▸ Record list
>> Begin

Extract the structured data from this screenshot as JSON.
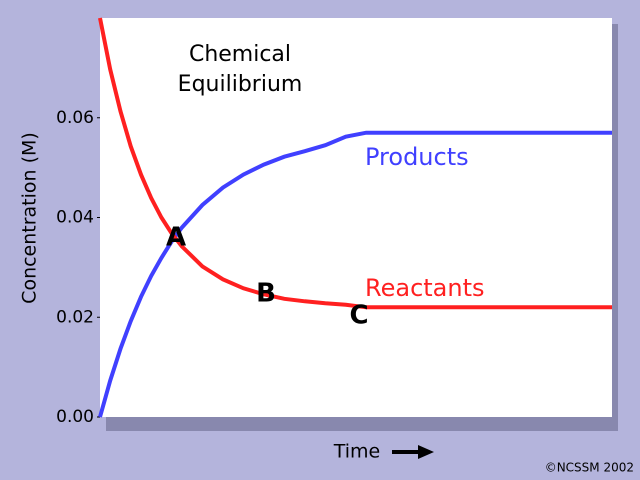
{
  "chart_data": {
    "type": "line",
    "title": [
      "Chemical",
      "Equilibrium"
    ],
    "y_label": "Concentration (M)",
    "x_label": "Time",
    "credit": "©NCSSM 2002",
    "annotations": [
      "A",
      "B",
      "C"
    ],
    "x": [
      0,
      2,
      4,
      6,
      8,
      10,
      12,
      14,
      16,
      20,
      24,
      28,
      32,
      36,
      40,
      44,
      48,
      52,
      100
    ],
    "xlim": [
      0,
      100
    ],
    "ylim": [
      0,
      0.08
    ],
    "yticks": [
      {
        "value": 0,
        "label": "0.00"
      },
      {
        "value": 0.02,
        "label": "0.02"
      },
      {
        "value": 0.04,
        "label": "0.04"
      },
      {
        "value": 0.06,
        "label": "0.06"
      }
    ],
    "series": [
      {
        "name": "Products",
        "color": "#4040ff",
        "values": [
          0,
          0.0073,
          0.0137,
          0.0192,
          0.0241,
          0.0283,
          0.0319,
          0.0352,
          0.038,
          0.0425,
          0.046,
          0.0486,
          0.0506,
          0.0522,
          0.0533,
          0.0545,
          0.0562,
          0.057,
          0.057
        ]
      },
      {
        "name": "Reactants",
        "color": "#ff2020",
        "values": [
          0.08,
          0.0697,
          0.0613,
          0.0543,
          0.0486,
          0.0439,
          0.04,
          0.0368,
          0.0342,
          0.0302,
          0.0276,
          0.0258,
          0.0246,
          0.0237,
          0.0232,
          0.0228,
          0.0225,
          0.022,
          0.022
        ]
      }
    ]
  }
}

>> End

▸ Given request
Write the records above out again exactly, with no pictures in your copy.

▸ Complete response
Extract the structured data from this screenshot as JSON.
{
  "chart_data": {
    "type": "line",
    "title": [
      "Chemical",
      "Equilibrium"
    ],
    "y_label": "Concentration (M)",
    "x_label": "Time",
    "credit": "©NCSSM 2002",
    "annotations": [
      "A",
      "B",
      "C"
    ],
    "x": [
      0,
      2,
      4,
      6,
      8,
      10,
      12,
      14,
      16,
      20,
      24,
      28,
      32,
      36,
      40,
      44,
      48,
      52,
      100
    ],
    "xlim": [
      0,
      100
    ],
    "ylim": [
      0,
      0.08
    ],
    "yticks": [
      {
        "value": 0,
        "label": "0.00"
      },
      {
        "value": 0.02,
        "label": "0.02"
      },
      {
        "value": 0.04,
        "label": "0.04"
      },
      {
        "value": 0.06,
        "label": "0.06"
      }
    ],
    "series": [
      {
        "name": "Products",
        "color": "#4040ff",
        "values": [
          0,
          0.0073,
          0.0137,
          0.0192,
          0.0241,
          0.0283,
          0.0319,
          0.0352,
          0.038,
          0.0425,
          0.046,
          0.0486,
          0.0506,
          0.0522,
          0.0533,
          0.0545,
          0.0562,
          0.057,
          0.057
        ]
      },
      {
        "name": "Reactants",
        "color": "#ff2020",
        "values": [
          0.08,
          0.0697,
          0.0613,
          0.0543,
          0.0486,
          0.0439,
          0.04,
          0.0368,
          0.0342,
          0.0302,
          0.0276,
          0.0258,
          0.0246,
          0.0237,
          0.0232,
          0.0228,
          0.0225,
          0.022,
          0.022
        ]
      }
    ]
  }
}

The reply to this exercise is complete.